Your goal:
In the entries below, find every line with "ВЕЧЕР" and copy it.

Material to process:
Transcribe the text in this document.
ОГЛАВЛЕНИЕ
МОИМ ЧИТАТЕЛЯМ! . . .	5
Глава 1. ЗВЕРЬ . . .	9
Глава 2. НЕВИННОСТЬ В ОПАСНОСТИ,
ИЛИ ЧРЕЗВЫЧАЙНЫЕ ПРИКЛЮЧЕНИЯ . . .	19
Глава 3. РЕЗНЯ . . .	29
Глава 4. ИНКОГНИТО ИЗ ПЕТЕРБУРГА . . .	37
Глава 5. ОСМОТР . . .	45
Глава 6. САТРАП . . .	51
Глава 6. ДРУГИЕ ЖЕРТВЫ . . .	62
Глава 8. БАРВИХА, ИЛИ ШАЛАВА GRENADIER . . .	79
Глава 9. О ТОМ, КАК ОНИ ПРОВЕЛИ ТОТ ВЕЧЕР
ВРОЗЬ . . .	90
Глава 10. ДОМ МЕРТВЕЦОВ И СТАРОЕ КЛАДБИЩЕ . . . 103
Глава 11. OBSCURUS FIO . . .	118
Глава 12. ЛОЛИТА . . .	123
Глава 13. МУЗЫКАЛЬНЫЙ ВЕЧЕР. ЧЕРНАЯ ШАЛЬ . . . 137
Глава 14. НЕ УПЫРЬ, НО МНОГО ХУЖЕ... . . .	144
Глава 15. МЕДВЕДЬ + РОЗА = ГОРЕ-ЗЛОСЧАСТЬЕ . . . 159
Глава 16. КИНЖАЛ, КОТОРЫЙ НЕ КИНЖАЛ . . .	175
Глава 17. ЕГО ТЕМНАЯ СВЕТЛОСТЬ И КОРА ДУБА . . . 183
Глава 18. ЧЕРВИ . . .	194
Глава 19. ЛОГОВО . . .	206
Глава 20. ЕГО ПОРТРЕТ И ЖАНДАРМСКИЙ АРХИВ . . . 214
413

Final answer:
Глава 9. О ТОМ, КАК ОНИ ПРОВЕЛИ ТОТ ВЕЧЕР
Глава 13. МУЗЫКАЛЬНЫЙ ВЕЧЕР. ЧЕРНАЯ ШАЛЬ . . . 137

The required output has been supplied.